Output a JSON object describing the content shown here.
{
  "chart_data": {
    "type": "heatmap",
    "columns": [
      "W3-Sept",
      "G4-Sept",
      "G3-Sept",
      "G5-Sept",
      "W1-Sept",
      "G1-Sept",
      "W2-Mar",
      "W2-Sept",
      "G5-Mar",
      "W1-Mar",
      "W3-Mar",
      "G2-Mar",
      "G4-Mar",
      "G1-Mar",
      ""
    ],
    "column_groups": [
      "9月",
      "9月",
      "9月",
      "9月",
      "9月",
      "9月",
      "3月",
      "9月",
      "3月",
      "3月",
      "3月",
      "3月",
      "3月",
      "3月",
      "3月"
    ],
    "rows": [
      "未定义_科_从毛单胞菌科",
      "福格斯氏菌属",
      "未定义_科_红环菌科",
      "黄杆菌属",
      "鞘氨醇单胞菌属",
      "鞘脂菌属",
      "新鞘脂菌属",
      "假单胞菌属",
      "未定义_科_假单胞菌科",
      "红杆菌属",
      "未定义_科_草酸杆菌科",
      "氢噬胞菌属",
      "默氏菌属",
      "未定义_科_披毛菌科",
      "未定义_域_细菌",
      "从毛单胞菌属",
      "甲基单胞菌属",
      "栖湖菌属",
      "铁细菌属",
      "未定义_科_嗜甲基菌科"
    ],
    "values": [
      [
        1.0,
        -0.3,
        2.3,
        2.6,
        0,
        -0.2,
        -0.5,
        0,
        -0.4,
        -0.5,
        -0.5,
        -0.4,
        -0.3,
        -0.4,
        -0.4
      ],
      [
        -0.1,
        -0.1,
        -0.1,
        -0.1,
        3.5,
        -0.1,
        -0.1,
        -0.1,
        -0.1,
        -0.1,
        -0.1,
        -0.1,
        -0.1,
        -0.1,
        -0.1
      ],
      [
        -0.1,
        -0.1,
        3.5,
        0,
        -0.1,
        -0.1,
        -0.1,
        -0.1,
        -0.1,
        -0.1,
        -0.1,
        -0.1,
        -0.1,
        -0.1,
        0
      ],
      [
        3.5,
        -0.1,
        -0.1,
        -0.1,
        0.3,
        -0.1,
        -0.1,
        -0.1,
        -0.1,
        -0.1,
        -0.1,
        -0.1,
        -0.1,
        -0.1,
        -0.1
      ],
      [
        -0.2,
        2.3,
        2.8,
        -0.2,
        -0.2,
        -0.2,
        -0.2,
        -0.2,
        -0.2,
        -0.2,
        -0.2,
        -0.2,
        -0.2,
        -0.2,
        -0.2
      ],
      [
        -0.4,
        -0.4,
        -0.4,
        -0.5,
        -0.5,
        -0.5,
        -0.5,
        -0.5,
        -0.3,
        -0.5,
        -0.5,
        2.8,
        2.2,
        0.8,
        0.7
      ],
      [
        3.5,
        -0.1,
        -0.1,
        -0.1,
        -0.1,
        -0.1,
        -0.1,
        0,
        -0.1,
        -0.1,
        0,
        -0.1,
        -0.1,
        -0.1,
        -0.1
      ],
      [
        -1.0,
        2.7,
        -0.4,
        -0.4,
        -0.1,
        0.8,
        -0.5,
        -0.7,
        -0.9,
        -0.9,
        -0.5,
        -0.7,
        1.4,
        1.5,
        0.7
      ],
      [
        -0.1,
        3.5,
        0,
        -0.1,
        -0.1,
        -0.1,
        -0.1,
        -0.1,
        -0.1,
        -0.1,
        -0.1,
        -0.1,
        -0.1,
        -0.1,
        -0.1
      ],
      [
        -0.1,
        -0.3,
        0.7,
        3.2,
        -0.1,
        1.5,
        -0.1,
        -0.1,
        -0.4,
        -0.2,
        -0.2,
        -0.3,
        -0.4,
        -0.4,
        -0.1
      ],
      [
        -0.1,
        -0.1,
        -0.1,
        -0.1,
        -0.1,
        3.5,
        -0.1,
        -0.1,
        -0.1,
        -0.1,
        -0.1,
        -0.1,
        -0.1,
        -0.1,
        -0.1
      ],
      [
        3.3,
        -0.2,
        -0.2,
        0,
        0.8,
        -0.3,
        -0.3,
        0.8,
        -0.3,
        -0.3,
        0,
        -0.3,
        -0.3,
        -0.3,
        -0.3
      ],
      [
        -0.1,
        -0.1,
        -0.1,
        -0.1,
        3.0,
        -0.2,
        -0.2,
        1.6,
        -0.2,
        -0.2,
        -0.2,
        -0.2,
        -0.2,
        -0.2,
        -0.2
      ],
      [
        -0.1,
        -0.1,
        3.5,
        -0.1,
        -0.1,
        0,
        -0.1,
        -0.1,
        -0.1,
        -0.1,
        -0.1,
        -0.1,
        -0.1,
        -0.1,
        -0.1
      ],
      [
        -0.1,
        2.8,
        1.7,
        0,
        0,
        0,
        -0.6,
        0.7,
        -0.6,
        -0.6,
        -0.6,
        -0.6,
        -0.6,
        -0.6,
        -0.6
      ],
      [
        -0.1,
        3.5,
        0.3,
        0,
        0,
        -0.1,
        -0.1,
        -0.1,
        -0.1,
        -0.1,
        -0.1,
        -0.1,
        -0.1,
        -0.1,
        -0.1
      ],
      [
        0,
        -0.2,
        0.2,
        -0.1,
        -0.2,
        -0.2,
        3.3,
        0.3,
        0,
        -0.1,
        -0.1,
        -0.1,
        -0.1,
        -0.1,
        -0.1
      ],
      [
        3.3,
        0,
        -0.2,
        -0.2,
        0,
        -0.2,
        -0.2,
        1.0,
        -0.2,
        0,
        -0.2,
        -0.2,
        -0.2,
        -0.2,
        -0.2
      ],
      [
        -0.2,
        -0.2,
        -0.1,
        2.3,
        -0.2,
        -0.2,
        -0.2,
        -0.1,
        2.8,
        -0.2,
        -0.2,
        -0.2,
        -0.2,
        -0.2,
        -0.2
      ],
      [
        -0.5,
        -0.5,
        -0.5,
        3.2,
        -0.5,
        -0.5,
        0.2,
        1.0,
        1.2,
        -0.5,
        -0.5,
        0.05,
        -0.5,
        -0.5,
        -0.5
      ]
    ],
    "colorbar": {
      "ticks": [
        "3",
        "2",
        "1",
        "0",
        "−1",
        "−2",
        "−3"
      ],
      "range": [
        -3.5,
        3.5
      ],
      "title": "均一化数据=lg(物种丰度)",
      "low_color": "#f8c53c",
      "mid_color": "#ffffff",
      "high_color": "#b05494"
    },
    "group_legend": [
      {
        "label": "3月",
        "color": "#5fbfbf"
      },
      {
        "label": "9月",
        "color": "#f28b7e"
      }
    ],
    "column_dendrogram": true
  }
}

■ ■ ■ ■ ■

Display every line of the listing that contains the string "Sept".

* [Result]:
      "W3-Sept",
      "G4-Sept",
      "G3-Sept",
      "G5-Sept",
      "W1-Sept",
      "G1-Sept",
      "W2-Sept",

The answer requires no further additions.